Give every entry again, word for word.

##############################

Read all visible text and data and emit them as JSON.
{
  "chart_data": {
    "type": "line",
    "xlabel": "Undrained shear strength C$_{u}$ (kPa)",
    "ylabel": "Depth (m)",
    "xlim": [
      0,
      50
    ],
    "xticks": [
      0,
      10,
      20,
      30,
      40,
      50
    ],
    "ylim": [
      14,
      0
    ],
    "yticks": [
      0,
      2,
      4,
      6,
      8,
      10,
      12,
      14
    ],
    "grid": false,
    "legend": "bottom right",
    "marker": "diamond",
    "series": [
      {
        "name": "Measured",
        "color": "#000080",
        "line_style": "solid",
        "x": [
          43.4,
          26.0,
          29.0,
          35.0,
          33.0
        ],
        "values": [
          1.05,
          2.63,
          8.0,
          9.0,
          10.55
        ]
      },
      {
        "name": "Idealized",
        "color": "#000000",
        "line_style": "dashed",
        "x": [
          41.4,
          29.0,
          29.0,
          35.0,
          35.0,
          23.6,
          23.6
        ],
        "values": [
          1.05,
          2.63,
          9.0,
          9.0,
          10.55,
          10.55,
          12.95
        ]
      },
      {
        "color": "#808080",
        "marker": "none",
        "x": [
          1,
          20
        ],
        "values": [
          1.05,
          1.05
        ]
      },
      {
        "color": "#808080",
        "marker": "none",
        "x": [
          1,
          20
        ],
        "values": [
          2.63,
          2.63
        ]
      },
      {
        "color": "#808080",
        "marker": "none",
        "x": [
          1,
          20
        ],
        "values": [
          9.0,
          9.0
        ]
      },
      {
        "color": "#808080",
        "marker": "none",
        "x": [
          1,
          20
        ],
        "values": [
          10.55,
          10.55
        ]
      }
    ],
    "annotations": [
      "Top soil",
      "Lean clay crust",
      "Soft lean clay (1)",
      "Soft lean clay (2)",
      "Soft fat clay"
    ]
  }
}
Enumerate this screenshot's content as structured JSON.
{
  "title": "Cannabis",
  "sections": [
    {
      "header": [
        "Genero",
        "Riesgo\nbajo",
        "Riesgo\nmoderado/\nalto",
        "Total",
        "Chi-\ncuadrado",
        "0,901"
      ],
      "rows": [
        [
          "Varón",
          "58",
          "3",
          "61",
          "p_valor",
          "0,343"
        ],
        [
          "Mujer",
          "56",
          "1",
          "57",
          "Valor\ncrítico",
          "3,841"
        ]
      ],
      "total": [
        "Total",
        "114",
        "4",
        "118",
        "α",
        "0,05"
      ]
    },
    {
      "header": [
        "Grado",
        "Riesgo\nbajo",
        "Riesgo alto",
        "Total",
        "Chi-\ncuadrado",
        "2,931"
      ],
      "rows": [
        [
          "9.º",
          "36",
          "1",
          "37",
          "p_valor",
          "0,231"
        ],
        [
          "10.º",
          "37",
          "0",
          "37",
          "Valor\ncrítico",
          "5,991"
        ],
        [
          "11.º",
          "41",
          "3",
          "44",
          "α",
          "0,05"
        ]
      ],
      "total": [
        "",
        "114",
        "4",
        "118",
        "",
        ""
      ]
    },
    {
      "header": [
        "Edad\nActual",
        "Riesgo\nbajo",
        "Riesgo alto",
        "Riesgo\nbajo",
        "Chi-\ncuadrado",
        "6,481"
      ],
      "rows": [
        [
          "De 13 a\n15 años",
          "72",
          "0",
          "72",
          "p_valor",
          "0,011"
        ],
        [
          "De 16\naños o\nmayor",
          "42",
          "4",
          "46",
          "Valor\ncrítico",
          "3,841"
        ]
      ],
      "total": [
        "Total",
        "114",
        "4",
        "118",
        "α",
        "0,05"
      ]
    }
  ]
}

##############################

* Task output
Read all visible text and data and emit them as JSON.
{
  "chart_data": {
    "type": "line",
    "xlabel": "Undrained shear strength C$_{u}$ (kPa)",
    "ylabel": "Depth (m)",
    "xlim": [
      0,
      50
    ],
    "xticks": [
      0,
      10,
      20,
      30,
      40,
      50
    ],
    "ylim": [
      14,
      0
    ],
    "yticks": [
      0,
      2,
      4,
      6,
      8,
      10,
      12,
      14
    ],
    "grid": false,
    "legend": "bottom right",
    "marker": "diamond",
    "series": [
      {
        "name": "Measured",
        "color": "#000080",
        "line_style": "solid",
        "x": [
          43.4,
          26.0,
          29.0,
          35.0,
          33.0
        ],
        "values": [
          1.05,
          2.63,
          8.0,
          9.0,
          10.55
        ]
      },
      {
        "name": "Idealized",
        "color": "#000000",
        "line_style": "dashed",
        "x": [
          41.4,
          29.0,
          29.0,
          35.0,
          35.0,
          23.6,
          23.6
        ],
        "values": [
          1.05,
          2.63,
          9.0,
          9.0,
          10.55,
          10.55,
          12.95
        ]
      },
      {
        "color": "#808080",
        "marker": "none",
        "x": [
          1,
          20
        ],
        "values": [
          1.05,
          1.05
        ]
      },
      {
        "color": "#808080",
        "marker": "none",
        "x": [
          1,
          20
        ],
        "values": [
          2.63,
          2.63
        ]
      },
      {
        "color": "#808080",
        "marker": "none",
        "x": [
          1,
          20
        ],
        "values": [
          9.0,
          9.0
        ]
      },
      {
        "color": "#808080",
        "marker": "none",
        "x": [
          1,
          20
        ],
        "values": [
          10.55,
          10.55
        ]
      }
    ],
    "annotations": [
      "Top soil",
      "Lean clay crust",
      "Soft lean clay (1)",
      "Soft lean clay (2)",
      "Soft fat clay"
    ]
  }
}
Enumerate this screenshot's content as structured JSON.
{
  "title": "Cannabis",
  "sections": [
    {
      "header": [
        "Genero",
        "Riesgo\nbajo",
        "Riesgo\nmoderado/\nalto",
        "Total",
        "Chi-\ncuadrado",
        "0,901"
      ],
      "rows": [
        [
          "Varón",
          "58",
          "3",
          "61",
          "p_valor",
          "0,343"
        ],
        [
          "Mujer",
          "56",
          "1",
          "57",
          "Valor\ncrítico",
          "3,841"
        ]
      ],
      "total": [
        "Total",
        "114",
        "4",
        "118",
        "α",
        "0,05"
      ]
    },
    {
      "header": [
        "Grado",
        "Riesgo\nbajo",
        "Riesgo alto",
        "Total",
        "Chi-\ncuadrado",
        "2,931"
      ],
      "rows": [
        [
          "9.º",
          "36",
          "1",
          "37",
          "p_valor",
          "0,231"
        ],
        [
          "10.º",
          "37",
          "0",
          "37",
          "Valor\ncrítico",
          "5,991"
        ],
        [
          "11.º",
          "41",
          "3",
          "44",
          "α",
          "0,05"
        ]
      ],
      "total": [
        "",
        "114",
        "4",
        "118",
        "",
        ""
      ]
    },
    {
      "header": [
        "Edad\nActual",
        "Riesgo\nbajo",
        "Riesgo alto",
        "Riesgo\nbajo",
        "Chi-\ncuadrado",
        "6,481"
      ],
      "rows": [
        [
          "De 13 a\n15 años",
          "72",
          "0",
          "72",
          "p_valor",
          "0,011"
        ],
        [
          "De 16\naños o\nmayor",
          "42",
          "4",
          "46",
          "Valor\ncrítico",
          "3,841"
        ]
      ],
      "total": [
        "Total",
        "114",
        "4",
        "118",
        "α",
        "0,05"
      ]
    }
  ]
}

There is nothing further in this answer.